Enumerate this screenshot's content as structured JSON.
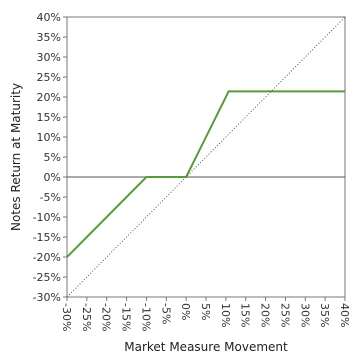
{
  "chart_data": {
    "type": "line",
    "xlabel": "Market Measure Movement",
    "ylabel": "Notes Return at Maturity",
    "xlim": [
      -30,
      40
    ],
    "ylim": [
      -30,
      40
    ],
    "x_ticks": [
      "-30%",
      "-25%",
      "-20%",
      "-15%",
      "-10%",
      "-5%",
      "0%",
      "5%",
      "10%",
      "15%",
      "20%",
      "25%",
      "30%",
      "35%",
      "40%"
    ],
    "y_ticks": [
      "40%",
      "35%",
      "30%",
      "25%",
      "20%",
      "15%",
      "10%",
      "5%",
      "0%",
      "-5%",
      "-10%",
      "-15%",
      "-20%",
      "-25%",
      "-30%"
    ],
    "grid": false,
    "series": [
      {
        "style": "solid",
        "color": "#5b9a3b",
        "x": [
          -30,
          -10,
          0,
          10.7,
          40
        ],
        "y": [
          -20,
          0,
          0,
          21.4,
          21.4
        ]
      },
      {
        "style": "dotted",
        "color": "#555555",
        "x": [
          -30,
          40
        ],
        "y": [
          -30,
          40
        ]
      }
    ],
    "reference_lines": [
      {
        "axis": "y",
        "value": 0,
        "color": "#555555"
      }
    ]
  }
}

▶ [REQUIRED WORK]: From the entries, report each line that includes the word "color".

▶ [COMPLETE OUTPUT]:
        "color": "#5b9a3b",
        "color": "#555555",
        "color": "#555555"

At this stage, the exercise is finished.